[Tasks to carry out]:
1. Read the Counter-Enlightenment question set and decide whether each statement agrees with it: (a) the first item is labeled DOK 2; (b) the second item quotes the phrase "equal fecundity"; (c) the question set describes Burke's critique as "epistemological." Answer each with yes or no and quote the words that decide it.
2. Summarize the Counter-Enlightenment question set in two sentences.
3. Proceed with the Counter-Enlightenment question set from the point where it stops.

==== Document section ====

1. The author's primary purpose in this passage is best characterized as —

DOK 2  |  CRM Cell B-2

A)  to argue that the Counter-Enlightenment thinkers were correct and that the Enlightenment project was fundamentally flawed

B)  to narrate the biographical lives of Herder, Burke, and Nietzsche for readers unfamiliar with intellectual history

C)  to expound the major strands of Counter-Enlightenment thought—epistemological, prudential, and ontological—as serious intellectual challenges to Enlightenment foundations, while leaving the ultimate adjudication of their contemporary relevance deliberately open

D)  to persuade readers to abandon democratic governance in favor of traditional monarchical institutions as Burke advocated

2. The author begins by describing the Enlightenment as generating "with equal fecundity" both the foundations of democracy and the conceptual foundations of its own critique. Analyze the argumentative function of the phrase "equal fecundity" in this context.

DOK 3  |  CRM Cell C-3

A)  It suggests that the Counter-Enlightenment was more fertile and intellectually productive than the Enlightenment itself

B)  It establishes from the outset that the Counter-Enlightenment was not an external attack on the Enlightenment from a position of ignorance but emerged organically from the same intellectual soil—a claim that lends the Counter-Enlightenment thinkers intellectual legitimacy and sets up the passage's even-handed analytical mode

C)  It signals that the author intends to treat the Enlightenment and Counter-Enlightenment as equally valid philosophically, and therefore refuses to analyze either

D)  It is a decorative stylistic flourish with no argumentative function in the opening paragraph

3. The author characterizes Herder's critique as "epistemological," Burke's as "prudential," and Nietzsche's as cutting "still deeper." Analyze the organizational logic of this progression.

DOK 3  |  CRM Cell C-3

A)  The three critiques are arranged in chronological order, with the earliest critique being the least sophisticated and the latest being the most

B)  The author deliberately escalates from a critique of the universality of reason (Herder), to a critique of its political applicability (Burke), to a critique of the value of truth and reason itself (Nietzsche)—each level undermining the Enlightenment at a deeper stratum of its foundational assumptions, building a cumulative case that the Counter-Enlightenment mounted a comprehensive, multi-front intellectual assault

C)  The three critiques are arranged to show that each thinker was influenced by the one before him, establishing a direct chain of philosophical transmission

D)  The organization reflects the author's judgment that Herder's critique was weakest and Nietzsche's strongest, culminating in an endorsement of Nietzschean philosophy

4. The final paragraph presents two contemporary scholarly positions on the Counter-Enlightenment without adjudicating between them. A student claims this represents intellectual cowardice—the author should have chosen a position. Construct the strongest possible defense of the author's choice to remain unresolved, drawing on the passage's own implied theory of what responsible intellectual writing entails.

==== Dataset content ====

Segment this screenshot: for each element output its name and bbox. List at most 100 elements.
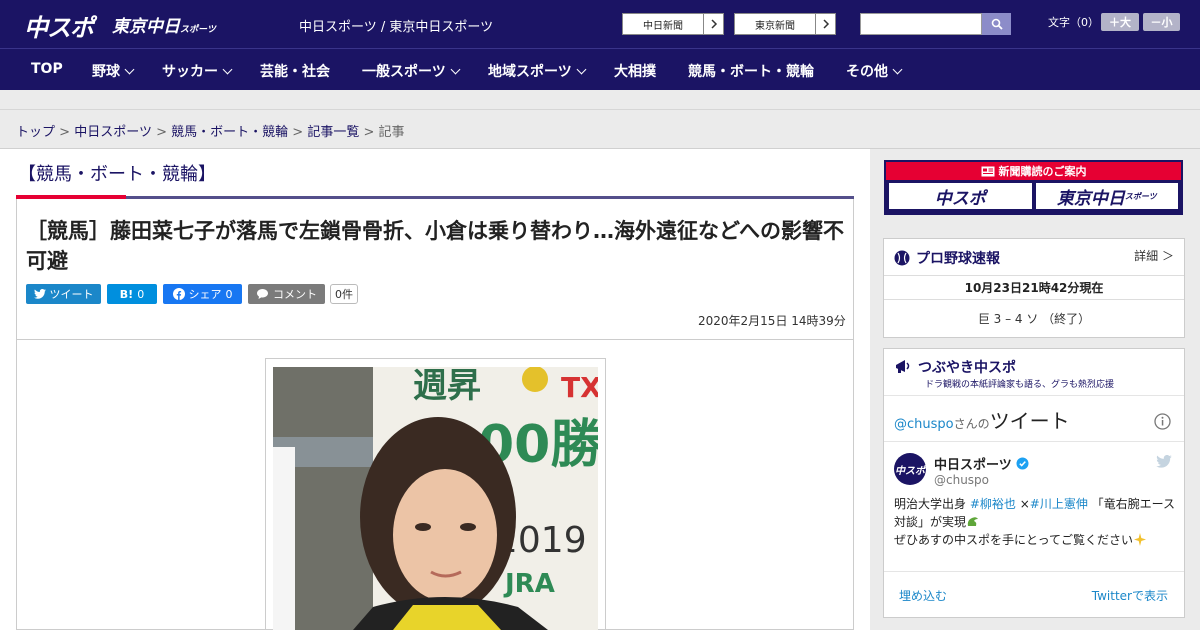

====

[Results for the exercise]:
1.
(a) Yes: "DOK 2  |  CRM Cell B-2"
(b) Yes: "with equal fecundity"
(c) No: "Herder's critique as "epistemological," Burke's as "prudential,""

2. The question set has four numbered items about a passage on Counter-Enlightenment thought, and the first three offer choices A through D and carry DOK and CRM labels. They ask about the author's primary purpose, the role of the phrase "equal fecundity," and the progression from Herder's "epistemological" critique through Burke's "prudential" one to Nietzsche's, while the fourth asks for a defense of the author's choice to leave two contemporary scholarly positions unresolved.

3.
DOK 4  |  CRM Cell D-4

A)  The author cannot resolve the debate because there is not enough evidence on either side, so remaining neutral is the only intellectually honest option

B)  The author's refusal to adjudicate is itself a philosophical stance: given that the passage's subject is a centuries-long unresolved tension about the nature of reason, knowledge, and value, performing closure would be intellectually dishonest—it would enact the very Enlightenment hubris (the confidence that a single rational perspective can resolve all disputes) that the passage identifies as one source of the Counter-Enlightenment's grievance

C)  The author remains neutral because this is an academic text and academic texts are by definition objective and non-argumentative

D)  The author avoids taking a position because both positions are obviously wrong and the author has a third, unpublished position they did not want to introduce in this passage

5. Across the passage, the author consistently uses the strategy of first granting the Enlightenment its achievements before introducing the Counter-Enlightenment critique. Evaluate this as a rhetorical strategy in relation to the author's purpose.

DOK 4  |  CRM Cell D-4

A)  The strategy undermines the author's authority because it appears to defend both sides simultaneously, creating reader confusion about the author's position

B)  The strategy is a form of intellectual steelmanning: by granting the Enlightenment its genuine achievements before introducing the critique, the author prevents the Counter-Enlightenment from appearing as mere reactionary anti-intellectualism, thereby presenting each critique at its maximum intellectual strength—a method consistent with a purpose that is analytical rather than polemical

C)  The strategy is standard biographical writing practice and has no specific argumentative function in this context

D)  The strategy reveals that the author secretly favors the Enlightenment but includes the Counter-Enlightenment out of academic obligation to present multiple perspectives

 

SECTION B — SHORT ANSWER  (10 pts each)

DOK Levels 3–4  |  Minimum 6 sentences each. Formal academic register.

 

6. The author uses the word "presciently" to describe Burke's prediction that the French Revolution would end in terror. Analyze the rhetorical function of this word choice within the passage's argument. What does the author implicitly concede by calling Burke's prediction prescient? Does this concession align with or complicate the passage's overall analytical neutrality? Defend your interpretation with evidence. (DOK 4 | CRM D-4)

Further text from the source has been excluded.